------ Supplied material ------

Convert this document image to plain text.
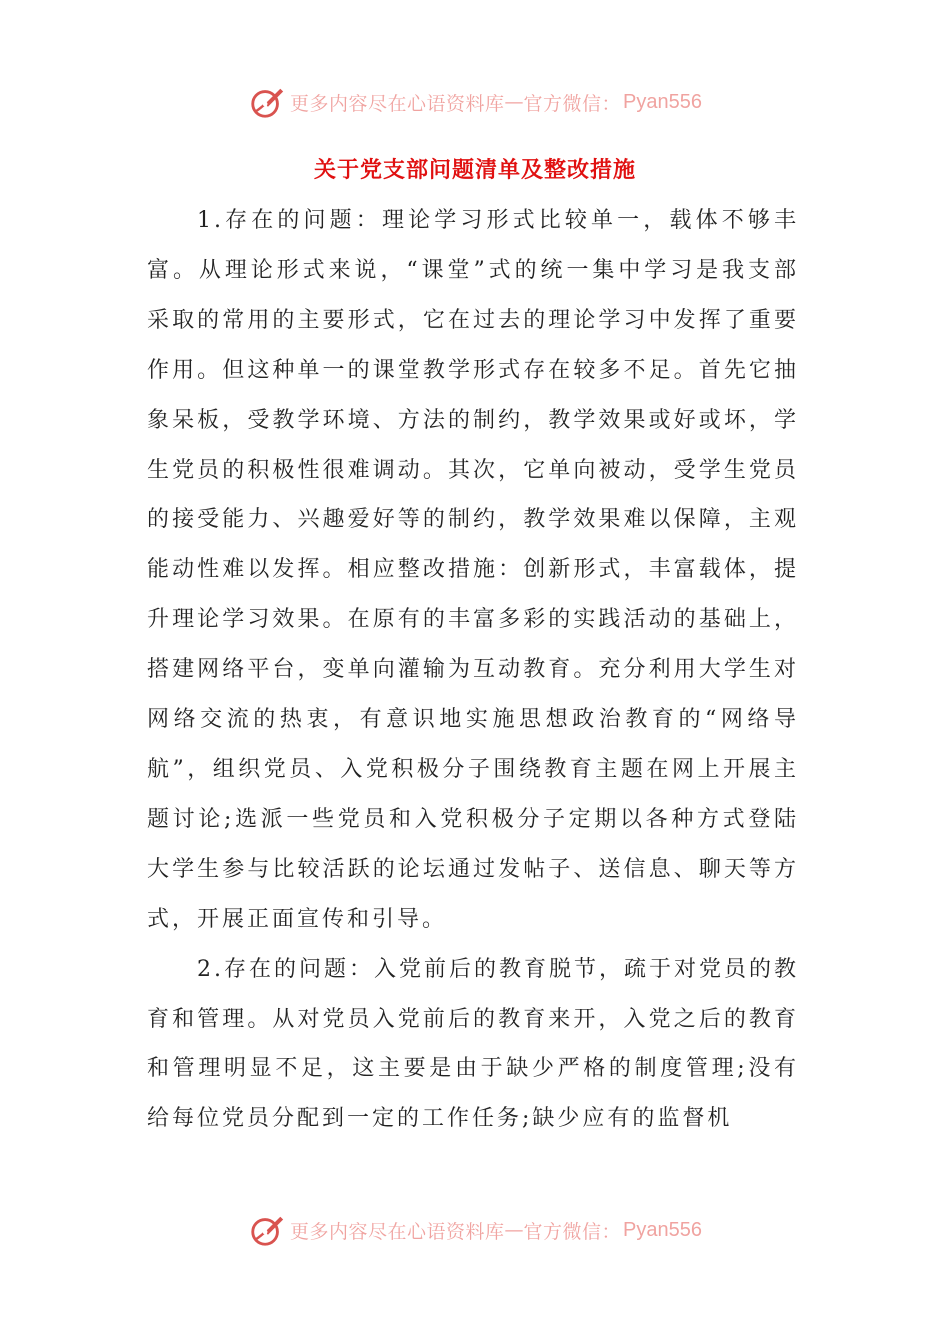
更多内容尽在心语资料库 — 官方微信： Pyan556
关于党支部问题清单及整改措施

1.存在的问题：理论学习形式比较单一，载体不够丰富。从理论形式来说，“课堂”式的统一集中学习是我支部采取的常用的主要形式，它在过去的理论学习中发挥了重要作用。但这种单一的课堂教学形式存在较多不足。首先它抽象呆板，受教学环境、方法的制约，教学效果或好或坏，学生党员的积极性很难调动。其次，它单向被动，受学生党员的接受能力、兴趣爱好等的制约，教学效果难以保障，主观能动性难以发挥。相应整改措施：创新形式，丰富载体，提升理论学习效果。在原有的丰富多彩的实践活动的基础上，搭建网络平台，变单向灌输为互动教育。充分利用大学生对网络交流的热衷，有意识地实施思想政治教育的“网络导航”，组织党员、入党积极分子围绕教育主题在网上开展主题讨论;选派一些党员和入党积极分子定期以各种方式登陆大学生参与比较活跃的论坛通过发帖子、送信息、聊天等方式，开展正面宣传和引导。

2.存在的问题：入党前后的教育脱节，疏于对党员的教育和管理。从对党员入党前后的教育来开，入党之后的教育和管理明显不足，这主要是由于缺少严格的制度管理;没有给每位党员分配到一定的工作任务;缺少应有的监督机

更多内容尽在心语资料库 — 官方微信： Pyan556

------

## Exercise brief
Print each entry shown above with exact wording and no pictures.

## Reply
Convert this document image to plain text.
更多内容尽在心语资料库 — 官方微信： Pyan556
关于党支部问题清单及整改措施

1.存在的问题：理论学习形式比较单一，载体不够丰富。从理论形式来说，“课堂”式的统一集中学习是我支部采取的常用的主要形式，它在过去的理论学习中发挥了重要作用。但这种单一的课堂教学形式存在较多不足。首先它抽象呆板，受教学环境、方法的制约，教学效果或好或坏，学生党员的积极性很难调动。其次，它单向被动，受学生党员的接受能力、兴趣爱好等的制约，教学效果难以保障，主观能动性难以发挥。相应整改措施：创新形式，丰富载体，提升理论学习效果。在原有的丰富多彩的实践活动的基础上，搭建网络平台，变单向灌输为互动教育。充分利用大学生对网络交流的热衷，有意识地实施思想政治教育的“网络导航”，组织党员、入党积极分子围绕教育主题在网上开展主题讨论;选派一些党员和入党积极分子定期以各种方式登陆大学生参与比较活跃的论坛通过发帖子、送信息、聊天等方式，开展正面宣传和引导。

2.存在的问题：入党前后的教育脱节，疏于对党员的教育和管理。从对党员入党前后的教育来开，入党之后的教育和管理明显不足，这主要是由于缺少严格的制度管理;没有给每位党员分配到一定的工作任务;缺少应有的监督机

更多内容尽在心语资料库 — 官方微信： Pyan556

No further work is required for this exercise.